- [REQUIRED TASK] Omit every picture, then give all the entries again exactly.

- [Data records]
━━━━━━━━━━━━━━━━━━━━━━━━━━━━━━
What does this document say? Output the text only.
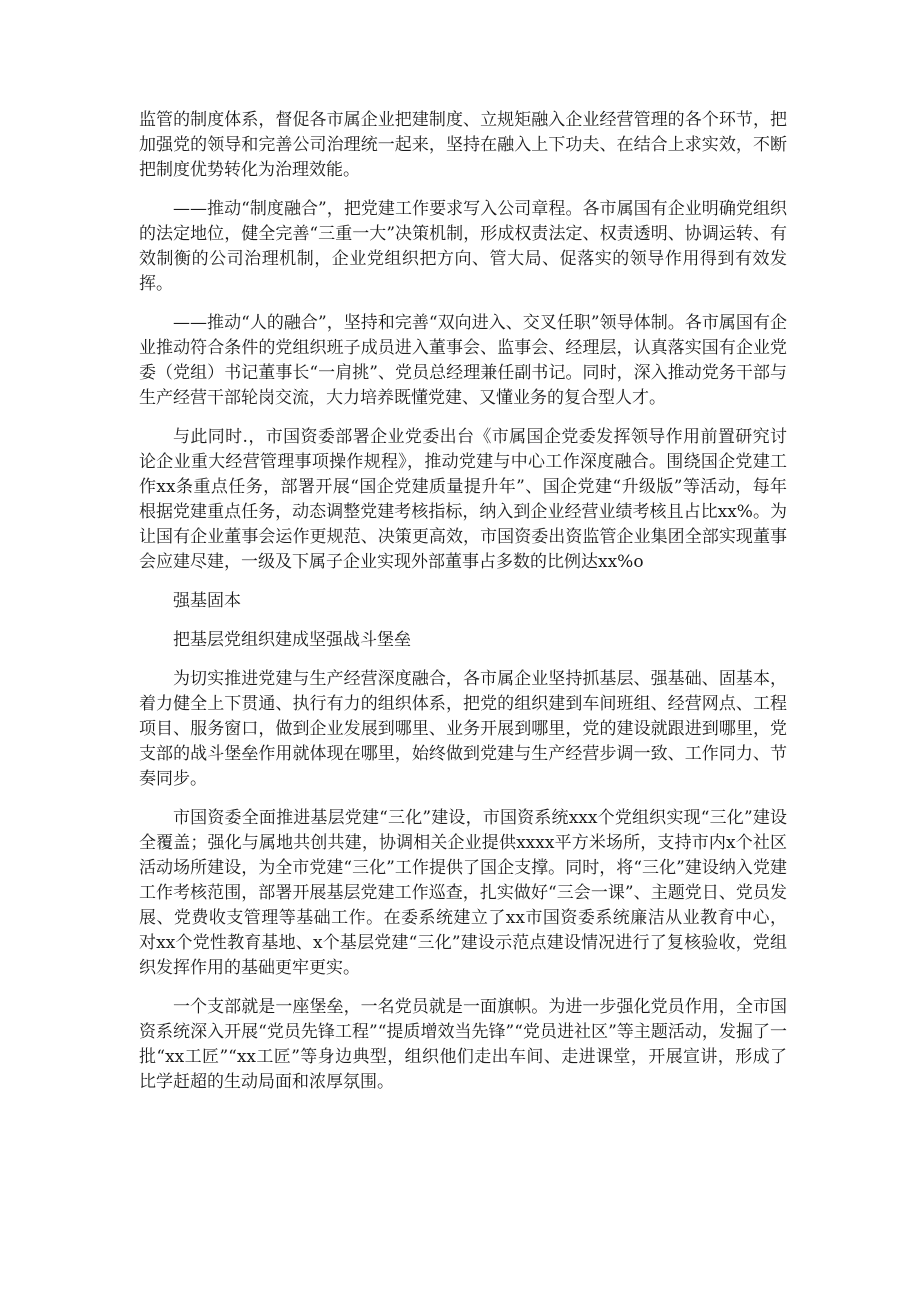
监管的制度体系，督促各市属企业把建制度、立规矩融入企业经营管理的各个环节，把加强党的领导和完善公司治理统一起来，坚持在融入上下功夫、在结合上求实效，不断把制度优势转化为治理效能。

——推动“制度融合”，把党建工作要求写入公司章程。各市属国有企业明确党组织的法定地位，健全完善“三重一大”决策机制，形成权责法定、权责透明、协调运转、有效制衡的公司治理机制，企业党组织把方向、管大局、促落实的领导作用得到有效发挥。

——推动“人的融合”，坚持和完善“双向进入、交叉任职”领导体制。各市属国有企业推动符合条件的党组织班子成员进入董事会、监事会、经理层，认真落实国有企业党委（党组）书记董事长“一肩挑”、党员总经理兼任副书记。同时，深入推动党务干部与生产经营干部轮岗交流，大力培养既懂党建、又懂业务的复合型人才。

与此同时.，市国资委部署企业党委出台《市属国企党委发挥领导作用前置研究讨论企业重大经营管理事项操作规程》，推动党建与中心工作深度融合。围绕国企党建工作xx条重点任务，部署开展“国企党建质量提升年”、国企党建“升级版”等活动，每年根据党建重点任务，动态调整党建考核指标，纳入到企业经营业绩考核且占比xx%。为让国有企业董事会运作更规范、决策更高效，市国资委出资监管企业集团全部实现董事会应建尽建，一级及下属子企业实现外部董事占多数的比例达xx%o

强基固本

把基层党组织建成坚强战斗堡垒

为切实推进党建与生产经营深度融合，各市属企业坚持抓基层、强基础、固基本，着力健全上下贯通、执行有力的组织体系，把党的组织建到车间班组、经营网点、工程项目、服务窗口，做到企业发展到哪里、业务开展到哪里，党的建设就跟进到哪里，党支部的战斗堡垒作用就体现在哪里，始终做到党建与生产经营步调一致、工作同力、节奏同步。

市国资委全面推进基层党建“三化”建设，市国资系统xxx个党组织实现“三化”建设全覆盖；强化与属地共创共建，协调相关企业提供xxxx平方米场所，支持市内x个社区活动场所建设，为全市党建“三化”工作提供了国企支撑。同时，将“三化”建设纳入党建工作考核范围，部署开展基层党建工作巡查，扎实做好“三会一课”、主题党日、党员发展、党费收支管理等基础工作。在委系统建立了xx市国资委系统廉洁从业教育中心，对xx个党性教育基地、x个基层党建“三化”建设示范点建设情况进行了复核验收，党组织发挥作用的基础更牢更实。

一个支部就是一座堡垒，一名党员就是一面旗帜。为进一步强化党员作用，全市国资系统深入开展“党员先锋工程”“提质增效当先锋”“党员进社区”等主题活动，发掘了一批“xx工匠”“xx工匠”等身边典型，组织他们走出车间、走进课堂，开展宣讲，形成了比学赶超的生动局面和浓厚氛围。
━━━━━━━━━━━━━━━━━━━━━━━━━━━━━━
- [COMPLETE ANSWER]
What does this document say? Output the text only.
监管的制度体系，督促各市属企业把建制度、立规矩融入企业经营管理的各个环节，把加强党的领导和完善公司治理统一起来，坚持在融入上下功夫、在结合上求实效，不断把制度优势转化为治理效能。

——推动“制度融合”，把党建工作要求写入公司章程。各市属国有企业明确党组织的法定地位，健全完善“三重一大”决策机制，形成权责法定、权责透明、协调运转、有效制衡的公司治理机制，企业党组织把方向、管大局、促落实的领导作用得到有效发挥。

——推动“人的融合”，坚持和完善“双向进入、交叉任职”领导体制。各市属国有企业推动符合条件的党组织班子成员进入董事会、监事会、经理层，认真落实国有企业党委（党组）书记董事长“一肩挑”、党员总经理兼任副书记。同时，深入推动党务干部与生产经营干部轮岗交流，大力培养既懂党建、又懂业务的复合型人才。

与此同时.，市国资委部署企业党委出台《市属国企党委发挥领导作用前置研究讨论企业重大经营管理事项操作规程》，推动党建与中心工作深度融合。围绕国企党建工作xx条重点任务，部署开展“国企党建质量提升年”、国企党建“升级版”等活动，每年根据党建重点任务，动态调整党建考核指标，纳入到企业经营业绩考核且占比xx%。为让国有企业董事会运作更规范、决策更高效，市国资委出资监管企业集团全部实现董事会应建尽建，一级及下属子企业实现外部董事占多数的比例达xx%o

强基固本

把基层党组织建成坚强战斗堡垒

为切实推进党建与生产经营深度融合，各市属企业坚持抓基层、强基础、固基本，着力健全上下贯通、执行有力的组织体系，把党的组织建到车间班组、经营网点、工程项目、服务窗口，做到企业发展到哪里、业务开展到哪里，党的建设就跟进到哪里，党支部的战斗堡垒作用就体现在哪里，始终做到党建与生产经营步调一致、工作同力、节奏同步。

市国资委全面推进基层党建“三化”建设，市国资系统xxx个党组织实现“三化”建设全覆盖；强化与属地共创共建，协调相关企业提供xxxx平方米场所，支持市内x个社区活动场所建设，为全市党建“三化”工作提供了国企支撑。同时，将“三化”建设纳入党建工作考核范围，部署开展基层党建工作巡查，扎实做好“三会一课”、主题党日、党员发展、党费收支管理等基础工作。在委系统建立了xx市国资委系统廉洁从业教育中心，对xx个党性教育基地、x个基层党建“三化”建设示范点建设情况进行了复核验收，党组织发挥作用的基础更牢更实。

一个支部就是一座堡垒，一名党员就是一面旗帜。为进一步强化党员作用，全市国资系统深入开展“党员先锋工程”“提质增效当先锋”“党员进社区”等主题活动，发掘了一批“xx工匠”“xx工匠”等身边典型，组织他们走出车间、走进课堂，开展宣讲，形成了比学赶超的生动局面和浓厚氛围。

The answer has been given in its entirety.